## Begin Data for processing

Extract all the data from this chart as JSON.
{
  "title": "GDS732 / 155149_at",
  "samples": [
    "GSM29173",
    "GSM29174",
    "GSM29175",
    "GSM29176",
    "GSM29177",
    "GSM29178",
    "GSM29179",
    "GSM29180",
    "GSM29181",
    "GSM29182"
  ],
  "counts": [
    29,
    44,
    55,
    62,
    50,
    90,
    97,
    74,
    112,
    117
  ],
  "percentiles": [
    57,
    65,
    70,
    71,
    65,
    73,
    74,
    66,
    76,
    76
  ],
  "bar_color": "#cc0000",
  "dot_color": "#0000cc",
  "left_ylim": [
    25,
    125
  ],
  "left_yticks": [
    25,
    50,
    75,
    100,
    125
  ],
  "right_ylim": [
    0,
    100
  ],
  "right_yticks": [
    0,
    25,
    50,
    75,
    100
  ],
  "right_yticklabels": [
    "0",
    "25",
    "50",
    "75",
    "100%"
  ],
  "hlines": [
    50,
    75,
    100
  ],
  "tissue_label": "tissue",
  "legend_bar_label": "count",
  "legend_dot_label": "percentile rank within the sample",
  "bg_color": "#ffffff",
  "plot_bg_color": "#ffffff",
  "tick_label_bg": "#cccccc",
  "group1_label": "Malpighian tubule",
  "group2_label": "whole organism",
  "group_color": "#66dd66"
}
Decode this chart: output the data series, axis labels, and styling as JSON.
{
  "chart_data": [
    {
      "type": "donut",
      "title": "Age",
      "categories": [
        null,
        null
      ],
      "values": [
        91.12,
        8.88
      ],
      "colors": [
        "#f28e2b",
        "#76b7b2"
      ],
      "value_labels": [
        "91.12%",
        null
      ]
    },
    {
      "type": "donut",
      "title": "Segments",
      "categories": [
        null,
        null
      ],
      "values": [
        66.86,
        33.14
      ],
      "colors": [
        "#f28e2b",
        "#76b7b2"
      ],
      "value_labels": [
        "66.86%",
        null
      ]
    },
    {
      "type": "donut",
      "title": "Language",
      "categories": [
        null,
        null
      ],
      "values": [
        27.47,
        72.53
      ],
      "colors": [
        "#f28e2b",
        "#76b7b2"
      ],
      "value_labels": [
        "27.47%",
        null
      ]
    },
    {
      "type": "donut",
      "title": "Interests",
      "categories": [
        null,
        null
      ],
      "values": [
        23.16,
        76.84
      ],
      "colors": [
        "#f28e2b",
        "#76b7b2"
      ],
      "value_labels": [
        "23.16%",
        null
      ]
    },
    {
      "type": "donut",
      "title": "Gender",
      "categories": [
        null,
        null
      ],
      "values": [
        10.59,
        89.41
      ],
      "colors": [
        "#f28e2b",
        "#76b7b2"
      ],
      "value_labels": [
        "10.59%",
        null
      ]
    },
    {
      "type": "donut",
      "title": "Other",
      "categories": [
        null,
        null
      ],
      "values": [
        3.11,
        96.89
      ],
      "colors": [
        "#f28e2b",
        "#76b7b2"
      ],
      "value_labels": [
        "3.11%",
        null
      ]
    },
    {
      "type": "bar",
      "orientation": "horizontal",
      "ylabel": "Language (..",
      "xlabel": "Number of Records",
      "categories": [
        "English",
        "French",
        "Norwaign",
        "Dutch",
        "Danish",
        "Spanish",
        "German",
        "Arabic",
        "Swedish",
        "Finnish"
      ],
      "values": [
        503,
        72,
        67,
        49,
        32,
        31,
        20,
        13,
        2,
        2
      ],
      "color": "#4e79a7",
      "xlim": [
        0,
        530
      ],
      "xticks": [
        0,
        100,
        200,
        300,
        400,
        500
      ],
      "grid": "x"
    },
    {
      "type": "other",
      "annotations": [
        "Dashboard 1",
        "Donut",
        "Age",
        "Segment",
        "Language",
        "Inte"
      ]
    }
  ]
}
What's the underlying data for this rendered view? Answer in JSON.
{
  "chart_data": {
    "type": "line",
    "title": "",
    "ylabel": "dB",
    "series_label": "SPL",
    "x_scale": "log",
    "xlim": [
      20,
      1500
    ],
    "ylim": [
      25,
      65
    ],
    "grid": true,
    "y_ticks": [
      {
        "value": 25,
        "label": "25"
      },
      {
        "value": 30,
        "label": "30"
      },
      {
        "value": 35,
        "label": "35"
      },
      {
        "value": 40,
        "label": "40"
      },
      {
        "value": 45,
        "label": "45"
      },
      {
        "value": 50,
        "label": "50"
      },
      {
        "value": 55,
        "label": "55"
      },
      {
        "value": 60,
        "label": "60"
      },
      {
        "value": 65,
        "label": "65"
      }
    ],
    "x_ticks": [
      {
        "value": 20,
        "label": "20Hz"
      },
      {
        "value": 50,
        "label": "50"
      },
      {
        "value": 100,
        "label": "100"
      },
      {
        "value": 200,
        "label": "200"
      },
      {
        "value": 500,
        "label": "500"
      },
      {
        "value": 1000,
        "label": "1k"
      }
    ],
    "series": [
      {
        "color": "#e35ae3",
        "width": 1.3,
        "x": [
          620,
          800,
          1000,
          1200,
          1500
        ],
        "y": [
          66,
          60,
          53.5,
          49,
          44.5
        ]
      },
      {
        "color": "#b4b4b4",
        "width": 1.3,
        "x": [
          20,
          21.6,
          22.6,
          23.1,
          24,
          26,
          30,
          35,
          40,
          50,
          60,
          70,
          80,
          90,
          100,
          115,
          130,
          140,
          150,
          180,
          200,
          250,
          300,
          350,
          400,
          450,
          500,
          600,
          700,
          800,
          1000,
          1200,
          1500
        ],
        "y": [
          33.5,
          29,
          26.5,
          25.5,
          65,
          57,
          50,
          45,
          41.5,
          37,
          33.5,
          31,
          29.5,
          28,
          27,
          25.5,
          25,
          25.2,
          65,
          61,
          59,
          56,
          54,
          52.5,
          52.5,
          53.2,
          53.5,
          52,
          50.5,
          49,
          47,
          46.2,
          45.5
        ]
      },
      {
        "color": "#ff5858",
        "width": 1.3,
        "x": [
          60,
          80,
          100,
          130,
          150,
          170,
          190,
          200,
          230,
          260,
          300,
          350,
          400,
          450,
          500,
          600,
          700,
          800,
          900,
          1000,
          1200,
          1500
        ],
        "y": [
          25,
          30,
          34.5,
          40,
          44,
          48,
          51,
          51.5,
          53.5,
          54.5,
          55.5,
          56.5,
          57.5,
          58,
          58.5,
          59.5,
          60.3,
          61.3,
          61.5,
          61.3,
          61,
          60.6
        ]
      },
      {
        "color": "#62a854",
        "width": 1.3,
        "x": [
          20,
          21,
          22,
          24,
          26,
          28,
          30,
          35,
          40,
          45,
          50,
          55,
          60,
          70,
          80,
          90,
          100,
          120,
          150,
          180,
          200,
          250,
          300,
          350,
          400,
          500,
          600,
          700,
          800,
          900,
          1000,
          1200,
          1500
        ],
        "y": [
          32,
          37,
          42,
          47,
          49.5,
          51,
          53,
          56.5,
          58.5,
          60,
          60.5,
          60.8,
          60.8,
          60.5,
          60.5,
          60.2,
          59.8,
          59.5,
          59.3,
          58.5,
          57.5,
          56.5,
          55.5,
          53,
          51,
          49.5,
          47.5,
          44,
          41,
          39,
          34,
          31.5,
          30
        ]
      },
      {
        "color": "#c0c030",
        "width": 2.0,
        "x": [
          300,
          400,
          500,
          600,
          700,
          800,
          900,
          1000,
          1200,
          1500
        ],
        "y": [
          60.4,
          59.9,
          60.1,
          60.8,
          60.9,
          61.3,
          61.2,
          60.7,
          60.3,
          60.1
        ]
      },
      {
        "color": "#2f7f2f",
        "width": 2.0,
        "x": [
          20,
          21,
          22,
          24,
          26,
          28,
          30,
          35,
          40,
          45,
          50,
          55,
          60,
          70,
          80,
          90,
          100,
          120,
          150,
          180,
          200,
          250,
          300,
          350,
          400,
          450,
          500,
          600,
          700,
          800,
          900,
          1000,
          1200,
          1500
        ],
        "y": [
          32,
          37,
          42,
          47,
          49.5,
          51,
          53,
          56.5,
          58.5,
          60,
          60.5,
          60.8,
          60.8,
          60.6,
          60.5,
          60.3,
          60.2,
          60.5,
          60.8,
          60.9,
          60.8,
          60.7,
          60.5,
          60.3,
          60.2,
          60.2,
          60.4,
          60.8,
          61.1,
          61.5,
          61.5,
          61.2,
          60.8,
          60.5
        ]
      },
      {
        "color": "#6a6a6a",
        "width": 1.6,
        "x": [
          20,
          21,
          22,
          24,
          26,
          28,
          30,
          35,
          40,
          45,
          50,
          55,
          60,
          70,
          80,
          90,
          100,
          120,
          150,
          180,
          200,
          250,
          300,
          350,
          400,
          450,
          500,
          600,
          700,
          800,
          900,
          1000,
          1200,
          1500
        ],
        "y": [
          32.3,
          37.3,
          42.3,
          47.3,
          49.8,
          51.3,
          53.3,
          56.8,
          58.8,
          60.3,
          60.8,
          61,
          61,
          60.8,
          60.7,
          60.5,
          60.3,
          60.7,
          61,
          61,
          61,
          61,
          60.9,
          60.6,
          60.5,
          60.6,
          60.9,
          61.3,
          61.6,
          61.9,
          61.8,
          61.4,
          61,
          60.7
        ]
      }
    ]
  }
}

## End Data for processing

**Work to complete**
Tally the lines holding the string "Language" and give only the count.

**Problem solution**
3